Objective: Report back each line of the records that contains the string "document".

Stored data:
· · ·
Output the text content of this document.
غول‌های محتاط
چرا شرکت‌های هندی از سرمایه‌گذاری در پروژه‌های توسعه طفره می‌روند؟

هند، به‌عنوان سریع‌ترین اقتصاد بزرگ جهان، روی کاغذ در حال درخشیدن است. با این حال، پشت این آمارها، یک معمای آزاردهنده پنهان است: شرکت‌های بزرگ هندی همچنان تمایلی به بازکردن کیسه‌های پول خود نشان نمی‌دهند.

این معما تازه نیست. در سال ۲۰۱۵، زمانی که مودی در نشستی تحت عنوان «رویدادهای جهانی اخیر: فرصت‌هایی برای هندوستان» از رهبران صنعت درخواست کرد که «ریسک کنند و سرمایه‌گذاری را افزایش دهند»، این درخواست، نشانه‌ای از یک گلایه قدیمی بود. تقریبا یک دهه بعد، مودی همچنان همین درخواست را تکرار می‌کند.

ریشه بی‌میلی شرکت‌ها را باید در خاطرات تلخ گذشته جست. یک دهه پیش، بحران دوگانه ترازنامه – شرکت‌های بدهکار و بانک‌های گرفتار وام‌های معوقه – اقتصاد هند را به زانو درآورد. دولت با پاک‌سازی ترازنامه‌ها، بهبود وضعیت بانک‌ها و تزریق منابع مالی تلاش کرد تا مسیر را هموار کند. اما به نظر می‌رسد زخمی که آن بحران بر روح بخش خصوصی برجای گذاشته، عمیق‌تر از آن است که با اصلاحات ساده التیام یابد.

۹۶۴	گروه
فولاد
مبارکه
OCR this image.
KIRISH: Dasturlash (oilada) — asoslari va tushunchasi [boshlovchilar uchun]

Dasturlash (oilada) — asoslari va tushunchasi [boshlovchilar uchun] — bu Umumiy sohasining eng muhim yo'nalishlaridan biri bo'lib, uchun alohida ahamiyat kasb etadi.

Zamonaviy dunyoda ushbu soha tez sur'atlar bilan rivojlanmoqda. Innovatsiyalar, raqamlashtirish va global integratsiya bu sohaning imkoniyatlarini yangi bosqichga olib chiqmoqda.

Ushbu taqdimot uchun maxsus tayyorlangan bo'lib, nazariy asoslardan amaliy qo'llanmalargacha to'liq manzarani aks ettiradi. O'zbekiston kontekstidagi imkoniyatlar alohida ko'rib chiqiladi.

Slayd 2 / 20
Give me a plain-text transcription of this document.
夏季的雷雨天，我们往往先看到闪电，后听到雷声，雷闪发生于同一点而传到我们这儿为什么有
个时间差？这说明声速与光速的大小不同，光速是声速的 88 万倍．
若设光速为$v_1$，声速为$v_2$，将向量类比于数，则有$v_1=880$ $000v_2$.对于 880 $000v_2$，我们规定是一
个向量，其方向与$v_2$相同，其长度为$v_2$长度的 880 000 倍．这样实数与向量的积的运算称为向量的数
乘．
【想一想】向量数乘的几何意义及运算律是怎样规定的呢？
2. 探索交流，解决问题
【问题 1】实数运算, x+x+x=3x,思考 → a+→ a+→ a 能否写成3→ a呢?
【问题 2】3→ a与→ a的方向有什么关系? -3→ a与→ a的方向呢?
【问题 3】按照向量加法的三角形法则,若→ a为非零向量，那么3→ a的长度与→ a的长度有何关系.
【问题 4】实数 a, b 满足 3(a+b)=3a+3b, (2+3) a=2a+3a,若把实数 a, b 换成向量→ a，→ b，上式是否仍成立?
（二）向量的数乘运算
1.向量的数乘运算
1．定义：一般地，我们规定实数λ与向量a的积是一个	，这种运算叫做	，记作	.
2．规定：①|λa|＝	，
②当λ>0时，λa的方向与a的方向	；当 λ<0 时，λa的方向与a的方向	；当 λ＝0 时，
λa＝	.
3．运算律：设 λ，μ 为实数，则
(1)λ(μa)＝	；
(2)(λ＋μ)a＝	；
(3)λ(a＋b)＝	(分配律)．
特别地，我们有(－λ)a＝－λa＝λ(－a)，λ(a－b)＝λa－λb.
· · ·
Exercise solution:
Output the text content of this document.
Give me a plain-text transcription of this document.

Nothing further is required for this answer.